- [Work to do]:
Type out the material below exactly.

- [Record list]:
☆ ☆ ☆ ☆ ☆ ☆ ☆

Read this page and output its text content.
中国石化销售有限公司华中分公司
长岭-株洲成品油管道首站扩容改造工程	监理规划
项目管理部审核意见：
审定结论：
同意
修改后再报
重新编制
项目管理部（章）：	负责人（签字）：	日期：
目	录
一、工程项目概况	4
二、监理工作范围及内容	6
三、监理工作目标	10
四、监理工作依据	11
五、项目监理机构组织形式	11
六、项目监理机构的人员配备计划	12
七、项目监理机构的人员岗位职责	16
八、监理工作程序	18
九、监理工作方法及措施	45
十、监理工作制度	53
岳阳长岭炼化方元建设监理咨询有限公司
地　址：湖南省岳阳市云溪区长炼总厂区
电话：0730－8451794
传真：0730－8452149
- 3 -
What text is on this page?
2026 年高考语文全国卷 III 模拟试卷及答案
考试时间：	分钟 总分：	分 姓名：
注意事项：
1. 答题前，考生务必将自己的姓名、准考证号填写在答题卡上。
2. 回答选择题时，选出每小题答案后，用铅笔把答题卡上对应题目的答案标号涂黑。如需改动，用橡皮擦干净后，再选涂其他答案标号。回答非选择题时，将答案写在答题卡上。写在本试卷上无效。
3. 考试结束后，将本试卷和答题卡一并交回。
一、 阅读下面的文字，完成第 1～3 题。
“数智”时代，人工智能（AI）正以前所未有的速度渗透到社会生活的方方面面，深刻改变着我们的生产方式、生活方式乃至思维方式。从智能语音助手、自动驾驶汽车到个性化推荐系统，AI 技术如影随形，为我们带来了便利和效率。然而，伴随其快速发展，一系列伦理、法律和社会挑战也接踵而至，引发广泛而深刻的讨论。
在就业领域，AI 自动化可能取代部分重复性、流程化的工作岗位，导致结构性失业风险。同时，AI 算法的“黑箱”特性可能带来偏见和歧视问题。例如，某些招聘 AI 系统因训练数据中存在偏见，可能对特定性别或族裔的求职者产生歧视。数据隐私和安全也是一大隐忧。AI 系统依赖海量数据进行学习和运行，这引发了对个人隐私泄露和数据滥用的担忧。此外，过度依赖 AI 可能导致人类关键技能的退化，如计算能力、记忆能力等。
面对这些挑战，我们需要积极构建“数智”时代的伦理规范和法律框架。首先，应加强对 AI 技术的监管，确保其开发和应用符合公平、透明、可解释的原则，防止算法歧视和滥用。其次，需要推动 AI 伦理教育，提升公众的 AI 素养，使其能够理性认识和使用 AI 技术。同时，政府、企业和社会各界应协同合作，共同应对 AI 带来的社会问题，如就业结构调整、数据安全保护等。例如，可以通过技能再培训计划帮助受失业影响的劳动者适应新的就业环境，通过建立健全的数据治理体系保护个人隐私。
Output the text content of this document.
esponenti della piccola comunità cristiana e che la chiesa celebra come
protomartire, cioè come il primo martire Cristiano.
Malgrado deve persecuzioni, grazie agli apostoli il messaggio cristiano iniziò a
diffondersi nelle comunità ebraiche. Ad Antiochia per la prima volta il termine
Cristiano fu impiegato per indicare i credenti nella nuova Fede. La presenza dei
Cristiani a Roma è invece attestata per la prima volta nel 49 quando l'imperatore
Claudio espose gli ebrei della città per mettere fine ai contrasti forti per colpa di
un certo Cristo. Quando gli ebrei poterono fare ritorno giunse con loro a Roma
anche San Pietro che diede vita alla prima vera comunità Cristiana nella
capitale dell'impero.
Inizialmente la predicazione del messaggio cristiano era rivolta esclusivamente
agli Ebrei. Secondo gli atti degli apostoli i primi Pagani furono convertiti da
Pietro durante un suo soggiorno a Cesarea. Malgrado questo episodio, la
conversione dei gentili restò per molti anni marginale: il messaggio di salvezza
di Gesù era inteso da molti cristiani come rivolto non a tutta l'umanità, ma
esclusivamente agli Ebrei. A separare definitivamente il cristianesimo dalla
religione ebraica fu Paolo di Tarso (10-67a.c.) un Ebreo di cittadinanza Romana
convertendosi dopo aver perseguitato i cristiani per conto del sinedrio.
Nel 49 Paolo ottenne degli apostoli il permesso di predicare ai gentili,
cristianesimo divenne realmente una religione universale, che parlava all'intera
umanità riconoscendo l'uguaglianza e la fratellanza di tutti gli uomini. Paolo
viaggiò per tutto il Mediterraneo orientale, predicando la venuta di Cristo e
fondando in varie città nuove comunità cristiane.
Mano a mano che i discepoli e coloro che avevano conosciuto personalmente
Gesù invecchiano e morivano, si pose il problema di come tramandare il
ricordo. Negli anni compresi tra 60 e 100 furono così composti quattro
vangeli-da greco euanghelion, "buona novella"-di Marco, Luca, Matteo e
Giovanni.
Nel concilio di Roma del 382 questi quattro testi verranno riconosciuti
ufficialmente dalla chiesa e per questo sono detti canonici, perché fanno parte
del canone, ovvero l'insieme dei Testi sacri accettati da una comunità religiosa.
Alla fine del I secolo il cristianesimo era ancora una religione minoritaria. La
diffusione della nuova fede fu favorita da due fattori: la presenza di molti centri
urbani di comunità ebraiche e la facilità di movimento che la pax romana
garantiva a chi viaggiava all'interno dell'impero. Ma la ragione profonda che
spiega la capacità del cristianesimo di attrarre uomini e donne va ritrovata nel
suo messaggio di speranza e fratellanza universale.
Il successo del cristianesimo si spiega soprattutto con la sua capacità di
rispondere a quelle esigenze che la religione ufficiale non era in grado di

☆ ☆ ☆ ☆ ☆ ☆ ☆

- [Solution to this task]:
Read this page and output its text content.
中国石化销售有限公司华中分公司
长岭-株洲成品油管道首站扩容改造工程	监理规划
项目管理部审核意见：
审定结论：
同意
修改后再报
重新编制
项目管理部（章）：	负责人（签字）：	日期：
目	录
一、工程项目概况	4
二、监理工作范围及内容	6
三、监理工作目标	10
四、监理工作依据	11
五、项目监理机构组织形式	11
六、项目监理机构的人员配备计划	12
七、项目监理机构的人员岗位职责	16
八、监理工作程序	18
九、监理工作方法及措施	45
十、监理工作制度	53
岳阳长岭炼化方元建设监理咨询有限公司
地　址：湖南省岳阳市云溪区长炼总厂区
电话：0730－8451794
传真：0730－8452149
- 3 -
What text is on this page?
2026 年高考语文全国卷 III 模拟试卷及答案
考试时间：	分钟 总分：	分 姓名：
注意事项：
1. 答题前，考生务必将自己的姓名、准考证号填写在答题卡上。
2. 回答选择题时，选出每小题答案后，用铅笔把答题卡上对应题目的答案标号涂黑。如需改动，用橡皮擦干净后，再选涂其他答案标号。回答非选择题时，将答案写在答题卡上。写在本试卷上无效。
3. 考试结束后，将本试卷和答题卡一并交回。
一、 阅读下面的文字，完成第 1～3 题。
“数智”时代，人工智能（AI）正以前所未有的速度渗透到社会生活的方方面面，深刻改变着我们的生产方式、生活方式乃至思维方式。从智能语音助手、自动驾驶汽车到个性化推荐系统，AI 技术如影随形，为我们带来了便利和效率。然而，伴随其快速发展，一系列伦理、法律和社会挑战也接踵而至，引发广泛而深刻的讨论。
在就业领域，AI 自动化可能取代部分重复性、流程化的工作岗位，导致结构性失业风险。同时，AI 算法的“黑箱”特性可能带来偏见和歧视问题。例如，某些招聘 AI 系统因训练数据中存在偏见，可能对特定性别或族裔的求职者产生歧视。数据隐私和安全也是一大隐忧。AI 系统依赖海量数据进行学习和运行，这引发了对个人隐私泄露和数据滥用的担忧。此外，过度依赖 AI 可能导致人类关键技能的退化，如计算能力、记忆能力等。
面对这些挑战，我们需要积极构建“数智”时代的伦理规范和法律框架。首先，应加强对 AI 技术的监管，确保其开发和应用符合公平、透明、可解释的原则，防止算法歧视和滥用。其次，需要推动 AI 伦理教育，提升公众的 AI 素养，使其能够理性认识和使用 AI 技术。同时，政府、企业和社会各界应协同合作，共同应对 AI 带来的社会问题，如就业结构调整、数据安全保护等。例如，可以通过技能再培训计划帮助受失业影响的劳动者适应新的就业环境，通过建立健全的数据治理体系保护个人隐私。
Output the text content of this document.
esponenti della piccola comunità cristiana e che la chiesa celebra come
protomartire, cioè come il primo martire Cristiano.
Malgrado deve persecuzioni, grazie agli apostoli il messaggio cristiano iniziò a
diffondersi nelle comunità ebraiche. Ad Antiochia per la prima volta il termine
Cristiano fu impiegato per indicare i credenti nella nuova Fede. La presenza dei
Cristiani a Roma è invece attestata per la prima volta nel 49 quando l'imperatore
Claudio espose gli ebrei della città per mettere fine ai contrasti forti per colpa di
un certo Cristo. Quando gli ebrei poterono fare ritorno giunse con loro a Roma
anche San Pietro che diede vita alla prima vera comunità Cristiana nella
capitale dell'impero.
Inizialmente la predicazione del messaggio cristiano era rivolta esclusivamente
agli Ebrei. Secondo gli atti degli apostoli i primi Pagani furono convertiti da
Pietro durante un suo soggiorno a Cesarea. Malgrado questo episodio, la
conversione dei gentili restò per molti anni marginale: il messaggio di salvezza
di Gesù era inteso da molti cristiani come rivolto non a tutta l'umanità, ma
esclusivamente agli Ebrei. A separare definitivamente il cristianesimo dalla
religione ebraica fu Paolo di Tarso (10-67a.c.) un Ebreo di cittadinanza Romana
convertendosi dopo aver perseguitato i cristiani per conto del sinedrio.
Nel 49 Paolo ottenne degli apostoli il permesso di predicare ai gentili,
cristianesimo divenne realmente una religione universale, che parlava all'intera
umanità riconoscendo l'uguaglianza e la fratellanza di tutti gli uomini. Paolo
viaggiò per tutto il Mediterraneo orientale, predicando la venuta di Cristo e
fondando in varie città nuove comunità cristiane.
Mano a mano che i discepoli e coloro che avevano conosciuto personalmente
Gesù invecchiano e morivano, si pose il problema di come tramandare il
ricordo. Negli anni compresi tra 60 e 100 furono così composti quattro
vangeli-da greco euanghelion, "buona novella"-di Marco, Luca, Matteo e
Giovanni.
Nel concilio di Roma del 382 questi quattro testi verranno riconosciuti
ufficialmente dalla chiesa e per questo sono detti canonici, perché fanno parte
del canone, ovvero l'insieme dei Testi sacri accettati da una comunità religiosa.
Alla fine del I secolo il cristianesimo era ancora una religione minoritaria. La
diffusione della nuova fede fu favorita da due fattori: la presenza di molti centri
urbani di comunità ebraiche e la facilità di movimento che la pax romana
garantiva a chi viaggiava all'interno dell'impero. Ma la ragione profonda che
spiega la capacità del cristianesimo di attrarre uomini e donne va ritrovata nel
suo messaggio di speranza e fratellanza universale.
Il successo del cristianesimo si spiega soprattutto con la sua capacità di
rispondere a quelle esigenze che la religione ufficiale non era in grado di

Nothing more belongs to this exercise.